### WHAT TO PRODUCE
Write out the complete material exactly as it stands.

--- start TASK INPUT ---

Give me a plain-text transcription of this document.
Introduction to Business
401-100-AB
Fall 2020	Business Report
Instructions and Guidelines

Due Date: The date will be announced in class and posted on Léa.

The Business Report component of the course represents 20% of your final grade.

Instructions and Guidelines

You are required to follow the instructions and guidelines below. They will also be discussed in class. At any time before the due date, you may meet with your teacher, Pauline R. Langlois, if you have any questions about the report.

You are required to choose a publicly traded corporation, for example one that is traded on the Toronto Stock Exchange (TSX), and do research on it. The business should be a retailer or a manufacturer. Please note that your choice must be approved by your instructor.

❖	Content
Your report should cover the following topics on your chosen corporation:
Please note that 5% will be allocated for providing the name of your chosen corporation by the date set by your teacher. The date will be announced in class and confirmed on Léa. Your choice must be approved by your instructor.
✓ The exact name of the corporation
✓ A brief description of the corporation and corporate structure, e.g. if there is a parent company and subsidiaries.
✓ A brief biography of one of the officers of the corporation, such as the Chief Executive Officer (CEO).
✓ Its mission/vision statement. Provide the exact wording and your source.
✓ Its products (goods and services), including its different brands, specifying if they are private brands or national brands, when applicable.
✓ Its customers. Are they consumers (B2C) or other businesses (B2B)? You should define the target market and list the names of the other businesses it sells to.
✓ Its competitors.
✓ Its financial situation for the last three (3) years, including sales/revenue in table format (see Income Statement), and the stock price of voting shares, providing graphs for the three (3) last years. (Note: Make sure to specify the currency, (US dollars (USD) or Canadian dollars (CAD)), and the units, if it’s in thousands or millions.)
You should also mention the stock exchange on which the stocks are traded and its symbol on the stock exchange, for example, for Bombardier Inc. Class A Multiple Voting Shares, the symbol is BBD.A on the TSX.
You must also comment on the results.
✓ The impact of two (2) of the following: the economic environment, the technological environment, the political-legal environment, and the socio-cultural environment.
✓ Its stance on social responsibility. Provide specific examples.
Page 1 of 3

--- end TASK INPUT ---

### WORKED ANSWER
Give me a plain-text transcription of this document.
Introduction to Business
401-100-AB
Fall 2020	Business Report
Instructions and Guidelines

Due Date: The date will be announced in class and posted on Léa.

The Business Report component of the course represents 20% of your final grade.

Instructions and Guidelines

You are required to follow the instructions and guidelines below. They will also be discussed in class. At any time before the due date, you may meet with your teacher, Pauline R. Langlois, if you have any questions about the report.

You are required to choose a publicly traded corporation, for example one that is traded on the Toronto Stock Exchange (TSX), and do research on it. The business should be a retailer or a manufacturer. Please note that your choice must be approved by your instructor.

❖	Content
Your report should cover the following topics on your chosen corporation:
Please note that 5% will be allocated for providing the name of your chosen corporation by the date set by your teacher. The date will be announced in class and confirmed on Léa. Your choice must be approved by your instructor.
✓ The exact name of the corporation
✓ A brief description of the corporation and corporate structure, e.g. if there is a parent company and subsidiaries.
✓ A brief biography of one of the officers of the corporation, such as the Chief Executive Officer (CEO).
✓ Its mission/vision statement. Provide the exact wording and your source.
✓ Its products (goods and services), including its different brands, specifying if they are private brands or national brands, when applicable.
✓ Its customers. Are they consumers (B2C) or other businesses (B2B)? You should define the target market and list the names of the other businesses it sells to.
✓ Its competitors.
✓ Its financial situation for the last three (3) years, including sales/revenue in table format (see Income Statement), and the stock price of voting shares, providing graphs for the three (3) last years. (Note: Make sure to specify the currency, (US dollars (USD) or Canadian dollars (CAD)), and the units, if it’s in thousands or millions.)
You should also mention the stock exchange on which the stocks are traded and its symbol on the stock exchange, for example, for Bombardier Inc. Class A Multiple Voting Shares, the symbol is BBD.A on the TSX.
You must also comment on the results.
✓ The impact of two (2) of the following: the economic environment, the technological environment, the political-legal environment, and the socio-cultural environment.
✓ Its stance on social responsibility. Provide specific examples.
Page 1 of 3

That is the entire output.